[Dataset items]

· · · · ·

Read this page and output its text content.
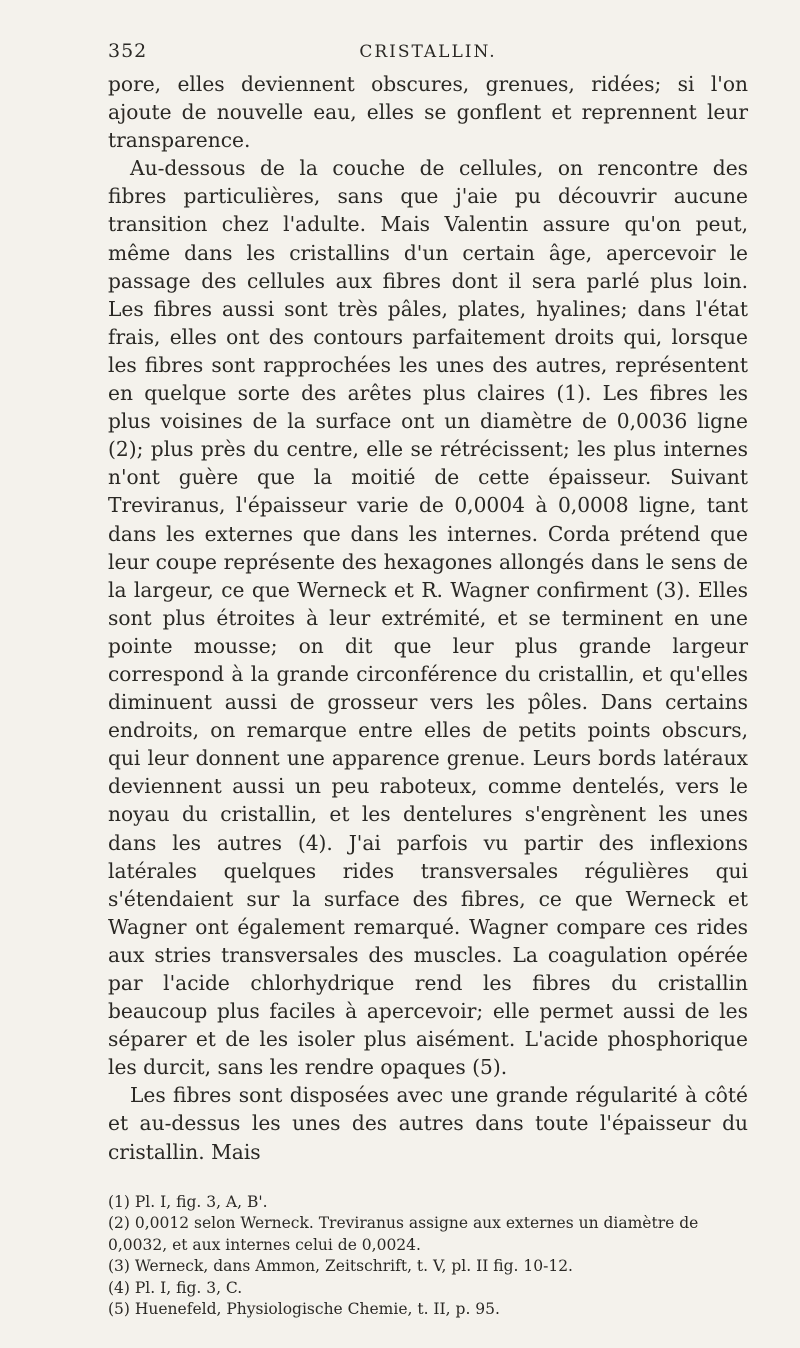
352	CRISTALLIN.

pore, elles deviennent obscures, grenues, ridées; si l'on ajoute de nouvelle eau, elles se gonflent et reprennent leur transparence.

Au-dessous de la couche de cellules, on rencontre des fibres particulières, sans que j'aie pu découvrir aucune transition chez l'adulte. Mais Valentin assure qu'on peut, même dans les cristallins d'un certain âge, apercevoir le passage des cellules aux fibres dont il sera parlé plus loin. Les fibres aussi sont très pâles, plates, hyalines; dans l'état frais, elles ont des contours parfaitement droits qui, lorsque les fibres sont rapprochées les unes des autres, représentent en quelque sorte des arêtes plus claires (1). Les fibres les plus voisines de la surface ont un diamètre de 0,0036 ligne (2); plus près du centre, elle se rétrécissent; les plus internes n'ont guère que la moitié de cette épaisseur. Suivant Treviranus, l'épaisseur varie de 0,0004 à 0,0008 ligne, tant dans les externes que dans les internes. Corda prétend que leur coupe représente des hexagones allongés dans le sens de la largeur, ce que Werneck et R. Wagner confirment (3). Elles sont plus étroites à leur extrémité, et se terminent en une pointe mousse; on dit que leur plus grande largeur correspond à la grande circonférence du cristallin, et qu'elles diminuent aussi de grosseur vers les pôles. Dans certains endroits, on remarque entre elles de petits points obscurs, qui leur donnent une apparence grenue. Leurs bords latéraux deviennent aussi un peu raboteux, comme dentelés, vers le noyau du cristallin, et les dentelures s'engrènent les unes dans les autres (4). J'ai parfois vu partir des inflexions latérales quelques rides transversales régulières qui s'étendaient sur la surface des fibres, ce que Werneck et Wagner ont également remarqué. Wagner compare ces rides aux stries transversales des muscles. La coagulation opérée par l'acide chlorhydrique rend les fibres du cristallin beaucoup plus faciles à apercevoir; elle permet aussi de les séparer et de les isoler plus aisément. L'acide phosphorique les durcit, sans les rendre opaques (5).

Les fibres sont disposées avec une grande régularité à côté et au-dessus les unes des autres dans toute l'épaisseur du cristallin. Mais

(1) Pl. I, fig. 3, A, B'.

(2) 0,0012 selon Werneck. Treviranus assigne aux externes un diamètre de 0,0032, et aux internes celui de 0,0024.

(3) Werneck, dans Ammon, Zeitschrift, t. V, pl. II fig. 10-12.

(4) Pl. I, fig. 3, C.

(5) Huenefeld, Physiologische Chemie, t. II, p. 95.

· · · · ·

Quote the records in their entirety, keeping the wording exact and excluding pictures.

▶ [Solution to this exercise]
Read this page and output its text content.
352	CRISTALLIN.

pore, elles deviennent obscures, grenues, ridées; si l'on ajoute de nouvelle eau, elles se gonflent et reprennent leur transparence.

Au-dessous de la couche de cellules, on rencontre des fibres particulières, sans que j'aie pu découvrir aucune transition chez l'adulte. Mais Valentin assure qu'on peut, même dans les cristallins d'un certain âge, apercevoir le passage des cellules aux fibres dont il sera parlé plus loin. Les fibres aussi sont très pâles, plates, hyalines; dans l'état frais, elles ont des contours parfaitement droits qui, lorsque les fibres sont rapprochées les unes des autres, représentent en quelque sorte des arêtes plus claires (1). Les fibres les plus voisines de la surface ont un diamètre de 0,0036 ligne (2); plus près du centre, elle se rétrécissent; les plus internes n'ont guère que la moitié de cette épaisseur. Suivant Treviranus, l'épaisseur varie de 0,0004 à 0,0008 ligne, tant dans les externes que dans les internes. Corda prétend que leur coupe représente des hexagones allongés dans le sens de la largeur, ce que Werneck et R. Wagner confirment (3). Elles sont plus étroites à leur extrémité, et se terminent en une pointe mousse; on dit que leur plus grande largeur correspond à la grande circonférence du cristallin, et qu'elles diminuent aussi de grosseur vers les pôles. Dans certains endroits, on remarque entre elles de petits points obscurs, qui leur donnent une apparence grenue. Leurs bords latéraux deviennent aussi un peu raboteux, comme dentelés, vers le noyau du cristallin, et les dentelures s'engrènent les unes dans les autres (4). J'ai parfois vu partir des inflexions latérales quelques rides transversales régulières qui s'étendaient sur la surface des fibres, ce que Werneck et Wagner ont également remarqué. Wagner compare ces rides aux stries transversales des muscles. La coagulation opérée par l'acide chlorhydrique rend les fibres du cristallin beaucoup plus faciles à apercevoir; elle permet aussi de les séparer et de les isoler plus aisément. L'acide phosphorique les durcit, sans les rendre opaques (5).

Les fibres sont disposées avec une grande régularité à côté et au-dessus les unes des autres dans toute l'épaisseur du cristallin. Mais

(1) Pl. I, fig. 3, A, B'.

(2) 0,0012 selon Werneck. Treviranus assigne aux externes un diamètre de 0,0032, et aux internes celui de 0,0024.

(3) Werneck, dans Ammon, Zeitschrift, t. V, pl. II fig. 10-12.

(4) Pl. I, fig. 3, C.

(5) Huenefeld, Physiologische Chemie, t. II, p. 95.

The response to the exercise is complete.